Exactly repeat all the records below, omitting the images they hold.

Begin Input rows

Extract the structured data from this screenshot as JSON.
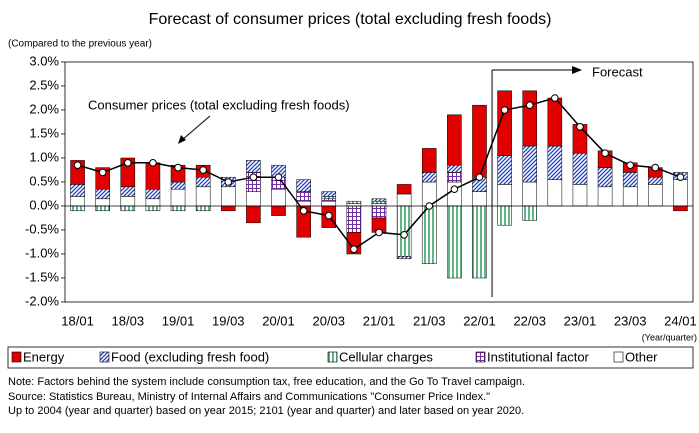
{
  "chart_data": {
    "type": "stacked_bar_line",
    "title": "Forecast of consumer prices (total excluding fresh foods)",
    "y_axis_label": "(Compared to the previous year)",
    "x_axis_label": "(Year/quarter)",
    "categories": [
      "18/01",
      null,
      "18/03",
      null,
      "19/01",
      null,
      "19/03",
      null,
      "20/01",
      null,
      "20/03",
      null,
      "21/01",
      null,
      "21/03",
      null,
      "22/01",
      null,
      "22/03",
      null,
      "23/01",
      null,
      "23/03",
      null,
      "24/01"
    ],
    "series": [
      {
        "name": "Energy",
        "color": "#e00000",
        "pattern": "solid",
        "values": [
          0.5,
          0.45,
          0.6,
          0.55,
          0.35,
          0.25,
          -0.1,
          -0.35,
          -0.2,
          -0.65,
          -0.45,
          -0.45,
          -0.3,
          0.2,
          0.5,
          1.05,
          1.5,
          1.35,
          1.15,
          1.0,
          0.6,
          0.35,
          0.2,
          0.2,
          -0.1
        ]
      },
      {
        "name": "Food (excluding fresh food)",
        "color": "#1f3fbf",
        "pattern": "diagonal",
        "values": [
          0.25,
          0.2,
          0.2,
          0.2,
          0.15,
          0.2,
          0.2,
          0.25,
          0.25,
          0.25,
          0.1,
          0.0,
          0.05,
          -0.05,
          0.2,
          0.15,
          0.3,
          0.6,
          0.75,
          0.7,
          0.65,
          0.4,
          0.3,
          0.15,
          0.15
        ]
      },
      {
        "name": "Cellular charges",
        "color": "#2e9e5e",
        "pattern": "vertical",
        "values": [
          -0.1,
          -0.1,
          -0.1,
          -0.1,
          -0.1,
          -0.1,
          0.0,
          0.0,
          0.0,
          0.0,
          0.05,
          0.05,
          0.05,
          -1.05,
          -1.2,
          -1.5,
          -1.5,
          -0.4,
          -0.3,
          0.0,
          0.0,
          0.0,
          0.0,
          0.0,
          0.0
        ]
      },
      {
        "name": "Institutional factor",
        "color": "#7030a0",
        "pattern": "grid",
        "values": [
          0.0,
          0.0,
          0.0,
          0.0,
          0.0,
          0.0,
          0.0,
          0.4,
          0.25,
          0.2,
          0.05,
          -0.55,
          -0.25,
          0.0,
          0.0,
          0.2,
          0.0,
          0.0,
          0.0,
          0.0,
          0.0,
          0.0,
          0.0,
          0.0,
          0.0
        ]
      },
      {
        "name": "Other",
        "color": "#ffffff",
        "pattern": "none",
        "values": [
          0.2,
          0.15,
          0.2,
          0.15,
          0.35,
          0.4,
          0.4,
          0.3,
          0.35,
          0.1,
          0.1,
          0.05,
          0.05,
          0.25,
          0.5,
          0.5,
          0.3,
          0.45,
          0.5,
          0.55,
          0.45,
          0.4,
          0.4,
          0.45,
          0.55
        ]
      }
    ],
    "line": {
      "name": "Consumer prices (total excluding fresh foods)",
      "color": "#000000",
      "values": [
        0.85,
        0.7,
        0.9,
        0.9,
        0.8,
        0.75,
        0.5,
        0.6,
        0.6,
        -0.1,
        -0.2,
        -0.9,
        -0.55,
        -0.6,
        0.0,
        0.35,
        0.6,
        2.0,
        2.1,
        2.25,
        1.65,
        1.1,
        0.85,
        0.8,
        0.6
      ]
    },
    "annotations": [
      "Forecast"
    ],
    "ylim": [
      -2,
      3
    ],
    "yticks": [
      {
        "value": -2,
        "label": "-2.0%"
      },
      {
        "value": -1.5,
        "label": "-1.5%"
      },
      {
        "value": -1,
        "label": "-1.0%"
      },
      {
        "value": -0.5,
        "label": "-0.5%"
      },
      {
        "value": 0,
        "label": "0.0%"
      },
      {
        "value": 0.5,
        "label": "0.5%"
      },
      {
        "value": 1,
        "label": "1.0%"
      },
      {
        "value": 1.5,
        "label": "1.5%"
      },
      {
        "value": 2,
        "label": "2.0%"
      },
      {
        "value": 2.5,
        "label": "2.5%"
      },
      {
        "value": 3,
        "label": "3.0%"
      }
    ],
    "grid": false,
    "legend": "bottom"
  },
  "notes": [
    "Note: Factors behind the system include consumption tax, free education, and the Go To Travel campaign.",
    "Source: Statistics Bureau, Ministry of Internal Affairs and Communications \"Consumer Price Index.\"",
    "Up to 2004 (year and quarter) based on year 2015; 2101 (year and quarter) and later based on year 2020."
  ]
}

End Input rows

[Worked answer]
Extract the structured data from this screenshot as JSON.
{
  "chart_data": {
    "type": "stacked_bar_line",
    "title": "Forecast of consumer prices (total excluding fresh foods)",
    "y_axis_label": "(Compared to the previous year)",
    "x_axis_label": "(Year/quarter)",
    "categories": [
      "18/01",
      null,
      "18/03",
      null,
      "19/01",
      null,
      "19/03",
      null,
      "20/01",
      null,
      "20/03",
      null,
      "21/01",
      null,
      "21/03",
      null,
      "22/01",
      null,
      "22/03",
      null,
      "23/01",
      null,
      "23/03",
      null,
      "24/01"
    ],
    "series": [
      {
        "name": "Energy",
        "color": "#e00000",
        "pattern": "solid",
        "values": [
          0.5,
          0.45,
          0.6,
          0.55,
          0.35,
          0.25,
          -0.1,
          -0.35,
          -0.2,
          -0.65,
          -0.45,
          -0.45,
          -0.3,
          0.2,
          0.5,
          1.05,
          1.5,
          1.35,
          1.15,
          1.0,
          0.6,
          0.35,
          0.2,
          0.2,
          -0.1
        ]
      },
      {
        "name": "Food (excluding fresh food)",
        "color": "#1f3fbf",
        "pattern": "diagonal",
        "values": [
          0.25,
          0.2,
          0.2,
          0.2,
          0.15,
          0.2,
          0.2,
          0.25,
          0.25,
          0.25,
          0.1,
          0.0,
          0.05,
          -0.05,
          0.2,
          0.15,
          0.3,
          0.6,
          0.75,
          0.7,
          0.65,
          0.4,
          0.3,
          0.15,
          0.15
        ]
      },
      {
        "name": "Cellular charges",
        "color": "#2e9e5e",
        "pattern": "vertical",
        "values": [
          -0.1,
          -0.1,
          -0.1,
          -0.1,
          -0.1,
          -0.1,
          0.0,
          0.0,
          0.0,
          0.0,
          0.05,
          0.05,
          0.05,
          -1.05,
          -1.2,
          -1.5,
          -1.5,
          -0.4,
          -0.3,
          0.0,
          0.0,
          0.0,
          0.0,
          0.0,
          0.0
        ]
      },
      {
        "name": "Institutional factor",
        "color": "#7030a0",
        "pattern": "grid",
        "values": [
          0.0,
          0.0,
          0.0,
          0.0,
          0.0,
          0.0,
          0.0,
          0.4,
          0.25,
          0.2,
          0.05,
          -0.55,
          -0.25,
          0.0,
          0.0,
          0.2,
          0.0,
          0.0,
          0.0,
          0.0,
          0.0,
          0.0,
          0.0,
          0.0,
          0.0
        ]
      },
      {
        "name": "Other",
        "color": "#ffffff",
        "pattern": "none",
        "values": [
          0.2,
          0.15,
          0.2,
          0.15,
          0.35,
          0.4,
          0.4,
          0.3,
          0.35,
          0.1,
          0.1,
          0.05,
          0.05,
          0.25,
          0.5,
          0.5,
          0.3,
          0.45,
          0.5,
          0.55,
          0.45,
          0.4,
          0.4,
          0.45,
          0.55
        ]
      }
    ],
    "line": {
      "name": "Consumer prices (total excluding fresh foods)",
      "color": "#000000",
      "values": [
        0.85,
        0.7,
        0.9,
        0.9,
        0.8,
        0.75,
        0.5,
        0.6,
        0.6,
        -0.1,
        -0.2,
        -0.9,
        -0.55,
        -0.6,
        0.0,
        0.35,
        0.6,
        2.0,
        2.1,
        2.25,
        1.65,
        1.1,
        0.85,
        0.8,
        0.6
      ]
    },
    "annotations": [
      "Forecast"
    ],
    "ylim": [
      -2,
      3
    ],
    "yticks": [
      {
        "value": -2,
        "label": "-2.0%"
      },
      {
        "value": -1.5,
        "label": "-1.5%"
      },
      {
        "value": -1,
        "label": "-1.0%"
      },
      {
        "value": -0.5,
        "label": "-0.5%"
      },
      {
        "value": 0,
        "label": "0.0%"
      },
      {
        "value": 0.5,
        "label": "0.5%"
      },
      {
        "value": 1,
        "label": "1.0%"
      },
      {
        "value": 1.5,
        "label": "1.5%"
      },
      {
        "value": 2,
        "label": "2.0%"
      },
      {
        "value": 2.5,
        "label": "2.5%"
      },
      {
        "value": 3,
        "label": "3.0%"
      }
    ],
    "grid": false,
    "legend": "bottom"
  },
  "notes": [
    "Note: Factors behind the system include consumption tax, free education, and the Go To Travel campaign.",
    "Source: Statistics Bureau, Ministry of Internal Affairs and Communications \"Consumer Price Index.\"",
    "Up to 2004 (year and quarter) based on year 2015; 2101 (year and quarter) and later based on year 2020."
  ]
}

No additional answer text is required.